[EXCERPT TO READ Boundary: Start]

Disney has been the biggest holdout from participating in UltraViolet, the movie studio digital copy system. UltraViolet isn’t available on iTunes — from this observer’s perspective, it appears to have been set up to purposefully take customers away from that preferred outlet — and Disney and Apple have long-standing connections through Pixar.
Now comes news that the studio is launching Disney Movies Anywhere, a digital copy system using iTunes and iOS devices. The goal, of course, is to allow you to access digital copies you purchase from more locations by using a central permission server. Except by setting up yet another service, my collection is once again split. I have “owned” digital films in Flixster, Vudu (both with underlying UltraViolet), iTunes, and now DMA. My DVDs, on the other hand, all go on the same set of shelves. Plus, in this case, these movies are already available to me in iTunes. Installing the Disney Movies Anywhere app just shows me a filtered list to that one company. I suppose parents might like that. An Android version is promised to be coming, although with no date yet.
Right now, if you set up an account and connect your iTunes account, you get a free copy of The Incredibles, the Pixar superhero movie (which I already had). I was surprised, once I signed in, to find a number of movies in my collection. It appears that they’re loading things I previously had digital copies of (from DVD purchases). Weirdly, my legal (obtained with the Blu-ray) Thor copy didn’t register.
Digital copies are now widely available for purchase (at a typical price of $15, which is a lot for a bunch of bits) long before the home video version on disc can be bought. For example, Frozen, which comes out on DVD March 18, is now available through Disney Movies Anywhere. Companies love selling them, because they make more profit with fewer costs.

[EXCERPT TO READ Boundary: End]

**TASKS FOR THIS EXERCISE**
1 - Answer these from the piece on Disney Movies Anywhere:
(a) Which platform has a promised version of the app but no release date yet?
(b) Which movie is given free for setting up an account and connecting an iTunes account?
(c) On what date does Frozen come out on DVD?
2 - In the piece on Disney Movies Anywhere, condense the paragraph beginning "Now comes news that the studio" into a short bulleted list that keeps its main facts.
The listing after this point is separate material with no connection to the piece on Disney Movies Anywhere.

[RECORDS SHOWN Boundary: Start]

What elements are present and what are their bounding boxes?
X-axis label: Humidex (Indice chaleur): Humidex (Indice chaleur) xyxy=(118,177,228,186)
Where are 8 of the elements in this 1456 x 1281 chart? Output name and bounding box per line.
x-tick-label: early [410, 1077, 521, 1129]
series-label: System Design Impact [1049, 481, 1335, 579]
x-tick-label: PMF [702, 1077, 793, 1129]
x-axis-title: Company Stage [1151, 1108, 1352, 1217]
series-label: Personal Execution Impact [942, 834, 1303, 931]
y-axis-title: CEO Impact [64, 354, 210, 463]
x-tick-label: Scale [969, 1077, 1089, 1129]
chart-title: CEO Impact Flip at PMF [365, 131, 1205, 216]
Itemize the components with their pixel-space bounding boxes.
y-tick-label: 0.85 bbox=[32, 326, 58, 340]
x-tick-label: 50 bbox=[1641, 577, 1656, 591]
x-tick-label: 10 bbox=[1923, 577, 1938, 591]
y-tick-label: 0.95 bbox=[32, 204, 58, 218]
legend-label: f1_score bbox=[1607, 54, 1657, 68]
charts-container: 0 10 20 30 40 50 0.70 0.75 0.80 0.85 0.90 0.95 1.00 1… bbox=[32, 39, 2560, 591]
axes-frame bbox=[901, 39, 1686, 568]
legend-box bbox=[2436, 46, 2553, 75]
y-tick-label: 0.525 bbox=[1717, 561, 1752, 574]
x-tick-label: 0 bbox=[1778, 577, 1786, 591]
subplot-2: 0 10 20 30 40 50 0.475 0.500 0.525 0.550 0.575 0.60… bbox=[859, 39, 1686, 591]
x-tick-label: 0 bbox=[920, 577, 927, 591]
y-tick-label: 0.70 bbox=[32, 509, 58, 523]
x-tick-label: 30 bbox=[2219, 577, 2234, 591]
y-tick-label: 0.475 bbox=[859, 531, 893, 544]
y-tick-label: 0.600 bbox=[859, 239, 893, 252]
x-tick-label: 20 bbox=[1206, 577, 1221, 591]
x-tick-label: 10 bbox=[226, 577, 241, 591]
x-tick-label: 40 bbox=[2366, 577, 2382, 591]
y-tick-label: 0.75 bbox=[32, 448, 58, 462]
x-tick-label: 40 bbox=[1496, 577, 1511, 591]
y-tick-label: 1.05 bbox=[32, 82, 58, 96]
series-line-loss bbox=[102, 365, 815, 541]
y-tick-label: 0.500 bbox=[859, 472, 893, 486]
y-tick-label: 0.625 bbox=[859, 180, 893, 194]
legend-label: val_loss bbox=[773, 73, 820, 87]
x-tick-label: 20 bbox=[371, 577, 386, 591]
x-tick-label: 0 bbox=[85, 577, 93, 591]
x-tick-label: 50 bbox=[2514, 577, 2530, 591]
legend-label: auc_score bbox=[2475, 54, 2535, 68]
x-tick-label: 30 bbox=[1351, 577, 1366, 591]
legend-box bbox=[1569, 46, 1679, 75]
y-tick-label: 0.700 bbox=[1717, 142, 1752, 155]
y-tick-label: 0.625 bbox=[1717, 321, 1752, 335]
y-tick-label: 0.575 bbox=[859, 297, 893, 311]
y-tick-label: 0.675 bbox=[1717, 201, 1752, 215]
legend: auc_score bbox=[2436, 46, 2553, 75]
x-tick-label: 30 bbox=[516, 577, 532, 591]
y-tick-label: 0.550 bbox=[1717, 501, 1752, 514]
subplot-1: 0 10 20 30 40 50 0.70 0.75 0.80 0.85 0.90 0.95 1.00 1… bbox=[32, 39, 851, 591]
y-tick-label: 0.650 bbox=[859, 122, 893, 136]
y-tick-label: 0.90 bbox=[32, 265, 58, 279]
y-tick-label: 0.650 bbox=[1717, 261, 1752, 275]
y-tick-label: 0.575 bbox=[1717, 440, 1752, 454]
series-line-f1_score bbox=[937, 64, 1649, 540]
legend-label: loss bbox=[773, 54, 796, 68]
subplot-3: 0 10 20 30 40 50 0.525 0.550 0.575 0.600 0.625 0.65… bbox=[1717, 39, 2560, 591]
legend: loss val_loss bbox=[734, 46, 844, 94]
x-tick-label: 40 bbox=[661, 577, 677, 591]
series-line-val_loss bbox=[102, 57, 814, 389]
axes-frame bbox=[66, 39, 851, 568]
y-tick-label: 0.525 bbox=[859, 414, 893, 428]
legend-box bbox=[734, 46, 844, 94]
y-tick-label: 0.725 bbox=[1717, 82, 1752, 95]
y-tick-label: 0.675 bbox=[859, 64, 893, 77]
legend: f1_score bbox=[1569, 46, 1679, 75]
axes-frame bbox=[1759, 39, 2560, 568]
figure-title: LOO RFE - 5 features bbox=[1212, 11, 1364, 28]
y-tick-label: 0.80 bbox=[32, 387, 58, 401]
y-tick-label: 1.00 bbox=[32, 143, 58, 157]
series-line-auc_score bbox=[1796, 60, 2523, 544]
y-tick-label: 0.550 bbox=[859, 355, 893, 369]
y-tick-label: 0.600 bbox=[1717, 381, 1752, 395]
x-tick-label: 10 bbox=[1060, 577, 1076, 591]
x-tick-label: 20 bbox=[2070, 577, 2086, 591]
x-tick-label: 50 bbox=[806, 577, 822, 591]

[RECORDS SHOWN Boundary: End]

**WRITTEN ANSWERS**
1 -
(a) Android
(b) The Incredibles
(c) March 18

2 -
- Disney is launching Disney Movies Anywhere, a digital copy system that uses iTunes and iOS devices.
- It aims to let buyers reach their digital copies from more places through a central permission server.
- Another service splits the writer's collection further: digital films are now spread across Flixster, Vudu (both built on UltraViolet), iTunes, and DMA, while DVDs all sit on one set of shelves.
- These movies are already in the writer's iTunes, so the app only shows a list filtered to Disney, which parents might like.
- An Android version is promised but has no date yet.